(PAGE EXTRACT)

The frequency of CRC-participant communication and supportive nature of psychosocial trials, paired with the fixed responsibilities of the CRC role, facilitates a dynamic in which CRCs must provide impromptu, frequently unqualified emotional support, while also collecting data from participants in distress. Ultimately, CRCs must respond empathically, while maintaining the integrity of the research study during these difficult interactions.

High demand for support, low supply of resources

The challenges faced by CRCs are a reflection, in part, of the mental health crisis we are currently facing and the severe lack of psychosocial oncology professionals available to provide support (Kola et al., Reference Kola, Kohrt and Hanlon2021; Lee et al., Reference Lee, Jeong and Kim2021; Mishkind et al., Reference Mishkind, Shore and Bishop2021; Tsamakis et al., Reference Tsamakis, Tsiptsios and Ouranidis2021). Clinical trials in psycho-oncology represent one means to address the limitations of support services offered across institutions. However, these trials are usually very structured and focused on improving specific outcomes (i.e., anxiety, communication) that may not capture other, more salient elements of the patient's distress. Enrolling a highly distressed patient to a study where there is a 50% chance of being randomized to a control group and requires the completion of surveys at several timepoints may be the only – but suboptimal – option. Discussions of these odds is a key task for CRCs and one that drives moral distress.

(End PAGE EXTRACT)
(SUPPLIED RECORDS)

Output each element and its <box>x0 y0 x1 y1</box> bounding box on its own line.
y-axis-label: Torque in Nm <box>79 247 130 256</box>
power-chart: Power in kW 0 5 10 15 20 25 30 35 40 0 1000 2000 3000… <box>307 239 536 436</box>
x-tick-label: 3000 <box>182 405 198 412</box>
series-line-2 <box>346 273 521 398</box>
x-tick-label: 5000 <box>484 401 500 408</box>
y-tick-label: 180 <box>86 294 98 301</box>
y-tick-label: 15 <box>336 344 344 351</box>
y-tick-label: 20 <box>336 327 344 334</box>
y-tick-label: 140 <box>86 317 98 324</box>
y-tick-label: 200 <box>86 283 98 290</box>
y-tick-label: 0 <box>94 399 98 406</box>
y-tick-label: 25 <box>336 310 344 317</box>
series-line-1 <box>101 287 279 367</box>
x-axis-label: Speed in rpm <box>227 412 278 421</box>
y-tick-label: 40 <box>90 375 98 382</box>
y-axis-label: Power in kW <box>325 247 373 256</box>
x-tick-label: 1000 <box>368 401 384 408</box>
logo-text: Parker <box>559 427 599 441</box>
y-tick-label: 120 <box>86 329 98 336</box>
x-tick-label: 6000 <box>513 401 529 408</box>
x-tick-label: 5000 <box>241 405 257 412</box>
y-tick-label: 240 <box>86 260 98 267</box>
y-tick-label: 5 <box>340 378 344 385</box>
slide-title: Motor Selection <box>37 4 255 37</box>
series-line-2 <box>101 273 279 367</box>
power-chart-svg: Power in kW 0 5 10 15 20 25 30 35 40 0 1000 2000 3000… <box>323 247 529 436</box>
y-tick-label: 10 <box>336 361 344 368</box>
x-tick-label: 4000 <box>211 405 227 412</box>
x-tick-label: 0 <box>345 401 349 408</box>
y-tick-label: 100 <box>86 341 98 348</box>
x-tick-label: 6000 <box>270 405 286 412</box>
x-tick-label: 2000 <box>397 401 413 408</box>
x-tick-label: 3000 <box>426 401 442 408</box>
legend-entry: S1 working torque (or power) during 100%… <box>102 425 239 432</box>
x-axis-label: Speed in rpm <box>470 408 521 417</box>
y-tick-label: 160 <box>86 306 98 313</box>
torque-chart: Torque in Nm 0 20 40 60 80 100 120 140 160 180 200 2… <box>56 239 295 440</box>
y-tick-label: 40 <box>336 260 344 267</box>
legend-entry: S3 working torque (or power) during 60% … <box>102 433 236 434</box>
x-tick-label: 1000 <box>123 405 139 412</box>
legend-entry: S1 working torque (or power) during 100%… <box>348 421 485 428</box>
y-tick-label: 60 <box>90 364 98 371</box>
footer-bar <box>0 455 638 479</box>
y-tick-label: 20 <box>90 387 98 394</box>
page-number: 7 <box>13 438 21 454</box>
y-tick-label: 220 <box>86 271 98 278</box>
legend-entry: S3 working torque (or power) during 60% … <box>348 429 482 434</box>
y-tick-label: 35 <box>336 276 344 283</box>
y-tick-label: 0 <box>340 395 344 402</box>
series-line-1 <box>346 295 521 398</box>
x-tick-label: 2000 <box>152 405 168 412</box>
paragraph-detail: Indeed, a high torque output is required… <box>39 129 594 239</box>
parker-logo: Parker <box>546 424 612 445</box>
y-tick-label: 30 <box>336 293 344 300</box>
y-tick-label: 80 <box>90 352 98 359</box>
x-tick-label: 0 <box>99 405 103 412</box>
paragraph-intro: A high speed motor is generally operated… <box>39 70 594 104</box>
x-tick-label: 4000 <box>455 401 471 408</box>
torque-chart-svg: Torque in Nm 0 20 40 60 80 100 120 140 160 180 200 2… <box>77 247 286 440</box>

(End SUPPLIED RECORDS)

— TASK 1 —
Can you copy the passage on clinical research coordinators word for word, starting with "The frequency of" and going on through "these difficult interactions."?
— TASK 2 —
Could you pick up the passage on clinical research coordinators in psycho-oncology trials and continue it from its last sentence?

— RESPONSE AREA 1 —
The frequency of CRC-participant communication and supportive nature of psychosocial trials, paired with the fixed responsibilities of the CRC role, facilitates a dynamic in which CRCs must provide impromptu, frequently unqualified emotional support, while also collecting data from participants in distress. Ultimately, CRCs must respond empathically, while maintaining the integrity of the research study during these difficult interactions.

— RESPONSE AREA 2 —
Typically, one CRC manages all aspects of a trial, including recruitment through screening clinic schedules/medical records and approaching patients. This alone is a full-time role and leaves very little space to receive and follow up with referrals of highly distressed patients from multiple sources, including self-referrals, who, again, likely require a higher level of care. Managing these referrals can be challenging enough and trials rarely have enough providers to see patients in need of immediate care. CRCs often must reach out to these referred patients who believe that they will be able to get care sooner through a research study, and it can be distressing to inform them that they may have to wait just as long to receive the supportive intervention. In certain cases, system-wide limitations can fall to underequipped research staff who manage studies that may not offer the urgency of care that highly distressed patients need.

Recommendations and conclusion

Given that clinical research with vulnerable populations is associated with higher levels of moral stress and job burnout among research staff (Fried and Fisher, Reference Fried and Fisher2016), it is important to have skills to cope with moral distress. Many challenges CRCs face reflect the limitations of our healthcare system more broadly; however, institutional trainings that focus on equipping research staff with communication skills to provide direct emotional support to distressed patients could be beneficial. Additionally, the authors have found several things to be helpful on an individual level: (1) remembering that the work is important and making a difference, no matter how big or small; (2) setting clear expectations with supervisors about workload; (3) developing plans to manage morally distressing scenarios when they arise; and (4) asking for help when it is needed. The CRC's role in psycho-oncology can incite feelings of moral distress as we cope with systemic obstacles to supporting patients and expanding clinical research, but we can also feel an incredible sense of purpose and meaning when we are able to do just that.

Conflict of interest

The authors have no conflict of interest to disclose.